═══ Provided passage ═══
Solutions for Feral Tissue Protocol Fundamental Trigger #3: ph Balance

For this stage, consider the following: 

  1. Bicarbamet (to support the normalization of feral cells by supplying them with sodium bicarbonate) 
  2. Sodium bicarbonate baths (just add baking soda!) 
  3. Consider your Metabolic Type, it drives how your body will alkalize or acidify

Solutions for Feral Tissue Protocol Program #1: Receptor Upregulation 

Since your body is desperate for an adequate amount of SCFAs, one of the things it can do is create more receptors. One of these receptors is the AHR receptor, one of the Fundamental Triggers. 

For this stage, consider the following: 

  1. Master Peace (to gently and effectively detox heavy metals) 
  2. Biome Magic (a blend of humic and fulvic acid to further detox your body) 
  3. Receptimet (to help clear AHR sites and bind SCFAs) 
  4. Ellagiplex (to support natural cell apoptosis) 
  5. Phylamet (total SCFA production) 
  6. Bicarbamet (important to take alongside Phylamet because it’s alkalizing) 
  7. Lactimet (for lactate, or lactic acid, production) 
  8. Tributyrin-X (for butyrate, or butyric acid, production)  
  9. Strata-Flora (to maintain optimal gut microbiome health)
  10. Panaceum (prebiotic blend to support microbiome) 

Solutions for Feral Tissue Protocol Program #2: Fermentation 

The body’s next attempt to produce SCFAs is to make some cells in the body ferment like the microbiome. But fermentation outside of the microbiome speeds up the creation of feral cells. 

For this stage, consider the following: 

  1. Bicarbamet (an alkalizing solution that can deal with feral cells) 
  2. Lactimet (a small intestine detox which supplies your body with lactate, or lactic acid) 
  3. Exercise (and especially with oxygen to increase lactic acid) 
  4. Amazing Soak (bring massive amounts of reactive oxygen species to block fermentation)

Solutions for Feral Tissue Protocol Program #3: Stem Cells 

Like inflammation, stem cells are great for acute injuries, but become a problem with chronic, body-wide creation (which your body makes as a response to the increase in metabolic acids from the Fermentation Program). 

For this stage, consider the following: 

  1. Master Peace (to gently and effectively detox heavy metals and toxins) 
  2. Biome Magic (a blend of humic and fulvic acid to further detox your body) 
  3. Receptimet (to help clear AHR sites and bind SCFAs and get rid of toxins) 
  4. Electron Charger (to raise voltage of feral cells and try to normalize them) 
  5. Raw food (enzymes and electron supply)
═══
- **Task directions**: Could you reproduce the feral tissue protocol text word for word, beginning at "3. Receptimet (to help clear AHR sites and bind SCFAs and" and stopping after "and electron supply)"?
═══ Dataset excerpts ═══
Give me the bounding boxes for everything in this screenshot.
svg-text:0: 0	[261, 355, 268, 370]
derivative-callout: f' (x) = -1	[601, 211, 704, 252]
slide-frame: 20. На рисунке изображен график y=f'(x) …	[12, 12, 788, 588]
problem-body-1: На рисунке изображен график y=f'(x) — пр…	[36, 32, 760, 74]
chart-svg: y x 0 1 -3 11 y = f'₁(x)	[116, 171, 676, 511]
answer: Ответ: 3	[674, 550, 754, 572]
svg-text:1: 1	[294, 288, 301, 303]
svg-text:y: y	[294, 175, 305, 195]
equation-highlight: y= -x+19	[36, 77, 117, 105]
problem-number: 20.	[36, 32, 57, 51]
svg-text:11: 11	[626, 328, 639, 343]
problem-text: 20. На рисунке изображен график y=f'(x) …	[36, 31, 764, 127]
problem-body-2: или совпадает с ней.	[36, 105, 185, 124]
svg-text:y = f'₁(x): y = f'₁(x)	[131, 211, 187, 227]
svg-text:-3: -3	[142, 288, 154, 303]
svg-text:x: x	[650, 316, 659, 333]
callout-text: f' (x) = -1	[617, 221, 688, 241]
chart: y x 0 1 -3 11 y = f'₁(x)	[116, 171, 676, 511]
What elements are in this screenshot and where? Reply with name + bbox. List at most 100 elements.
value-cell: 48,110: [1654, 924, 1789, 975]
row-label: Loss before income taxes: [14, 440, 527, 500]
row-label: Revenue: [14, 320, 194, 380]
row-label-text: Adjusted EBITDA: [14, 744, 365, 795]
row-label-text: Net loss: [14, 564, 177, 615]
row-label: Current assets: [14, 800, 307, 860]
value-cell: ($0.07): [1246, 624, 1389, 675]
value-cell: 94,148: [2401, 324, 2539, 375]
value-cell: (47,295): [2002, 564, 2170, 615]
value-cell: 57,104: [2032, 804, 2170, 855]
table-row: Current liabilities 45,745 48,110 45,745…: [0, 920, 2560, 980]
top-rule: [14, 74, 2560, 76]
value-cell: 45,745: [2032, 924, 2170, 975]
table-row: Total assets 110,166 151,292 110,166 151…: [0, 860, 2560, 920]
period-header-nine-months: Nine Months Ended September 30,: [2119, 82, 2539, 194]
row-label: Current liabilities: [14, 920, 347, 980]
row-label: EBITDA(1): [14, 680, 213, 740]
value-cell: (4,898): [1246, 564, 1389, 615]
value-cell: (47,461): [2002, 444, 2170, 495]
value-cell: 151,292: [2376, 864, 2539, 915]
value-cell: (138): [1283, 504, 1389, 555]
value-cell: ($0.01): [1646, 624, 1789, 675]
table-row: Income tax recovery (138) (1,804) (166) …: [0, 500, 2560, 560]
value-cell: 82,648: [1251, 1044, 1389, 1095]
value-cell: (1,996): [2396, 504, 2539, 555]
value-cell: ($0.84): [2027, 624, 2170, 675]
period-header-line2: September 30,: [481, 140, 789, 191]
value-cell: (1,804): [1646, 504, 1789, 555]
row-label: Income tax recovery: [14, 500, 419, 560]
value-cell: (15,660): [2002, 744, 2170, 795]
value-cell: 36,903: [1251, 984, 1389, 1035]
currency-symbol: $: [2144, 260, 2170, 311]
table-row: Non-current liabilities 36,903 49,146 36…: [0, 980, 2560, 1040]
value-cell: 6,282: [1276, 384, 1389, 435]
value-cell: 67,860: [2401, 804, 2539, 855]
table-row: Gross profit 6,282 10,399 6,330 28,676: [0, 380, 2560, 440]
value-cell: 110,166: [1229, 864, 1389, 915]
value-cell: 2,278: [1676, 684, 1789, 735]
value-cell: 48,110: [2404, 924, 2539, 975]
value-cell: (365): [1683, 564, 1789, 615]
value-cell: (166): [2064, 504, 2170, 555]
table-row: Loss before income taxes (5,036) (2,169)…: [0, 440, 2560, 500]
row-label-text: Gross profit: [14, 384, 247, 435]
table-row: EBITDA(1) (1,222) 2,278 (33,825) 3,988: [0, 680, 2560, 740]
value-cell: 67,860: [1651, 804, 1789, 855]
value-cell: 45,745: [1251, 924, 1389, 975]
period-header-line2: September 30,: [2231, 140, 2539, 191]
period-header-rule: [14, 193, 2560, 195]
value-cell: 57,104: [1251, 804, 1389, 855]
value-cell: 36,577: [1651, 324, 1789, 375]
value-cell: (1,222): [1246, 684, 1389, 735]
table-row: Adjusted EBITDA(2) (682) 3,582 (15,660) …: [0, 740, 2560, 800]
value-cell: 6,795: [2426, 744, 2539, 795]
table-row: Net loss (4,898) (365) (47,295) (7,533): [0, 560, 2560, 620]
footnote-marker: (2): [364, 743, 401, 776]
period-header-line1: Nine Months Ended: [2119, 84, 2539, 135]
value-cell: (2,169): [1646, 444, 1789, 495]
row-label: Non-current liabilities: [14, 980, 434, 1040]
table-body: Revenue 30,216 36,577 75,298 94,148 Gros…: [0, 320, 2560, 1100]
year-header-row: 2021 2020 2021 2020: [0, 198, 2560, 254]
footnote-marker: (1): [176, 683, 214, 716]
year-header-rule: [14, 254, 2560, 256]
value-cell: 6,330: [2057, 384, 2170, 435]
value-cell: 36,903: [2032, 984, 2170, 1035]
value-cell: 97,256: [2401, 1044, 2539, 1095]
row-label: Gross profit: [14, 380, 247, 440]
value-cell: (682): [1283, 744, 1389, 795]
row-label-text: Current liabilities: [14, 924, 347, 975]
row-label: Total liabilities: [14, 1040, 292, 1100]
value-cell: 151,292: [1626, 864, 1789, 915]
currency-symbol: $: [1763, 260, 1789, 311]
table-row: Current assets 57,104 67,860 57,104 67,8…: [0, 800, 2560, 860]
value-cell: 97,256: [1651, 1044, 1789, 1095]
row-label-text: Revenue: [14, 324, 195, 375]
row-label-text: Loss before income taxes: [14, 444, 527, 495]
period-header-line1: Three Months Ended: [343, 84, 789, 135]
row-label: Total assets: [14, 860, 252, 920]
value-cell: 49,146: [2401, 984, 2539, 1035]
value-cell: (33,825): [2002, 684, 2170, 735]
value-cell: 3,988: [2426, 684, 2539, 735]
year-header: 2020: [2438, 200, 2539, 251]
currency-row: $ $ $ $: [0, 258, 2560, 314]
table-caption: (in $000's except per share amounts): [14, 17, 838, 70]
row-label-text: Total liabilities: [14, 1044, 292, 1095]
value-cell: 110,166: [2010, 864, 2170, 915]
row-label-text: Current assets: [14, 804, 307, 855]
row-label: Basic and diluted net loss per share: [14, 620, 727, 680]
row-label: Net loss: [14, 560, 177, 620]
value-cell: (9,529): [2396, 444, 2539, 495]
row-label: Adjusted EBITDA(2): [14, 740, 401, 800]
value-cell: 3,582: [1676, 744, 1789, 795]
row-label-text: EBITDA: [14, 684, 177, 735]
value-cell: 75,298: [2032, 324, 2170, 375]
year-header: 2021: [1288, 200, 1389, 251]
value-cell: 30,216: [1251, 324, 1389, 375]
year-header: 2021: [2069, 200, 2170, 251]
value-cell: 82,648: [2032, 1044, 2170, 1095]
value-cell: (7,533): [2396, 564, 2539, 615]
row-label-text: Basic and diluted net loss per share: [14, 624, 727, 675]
═══
- **Reply to the task**:
3. Receptimet (to help clear AHR sites and bind SCFAs and get rid of toxins) 
  4. Electron Charger (to raise voltage of feral cells and try to normalize them) 
  5. Raw food (enzymes and electron supply)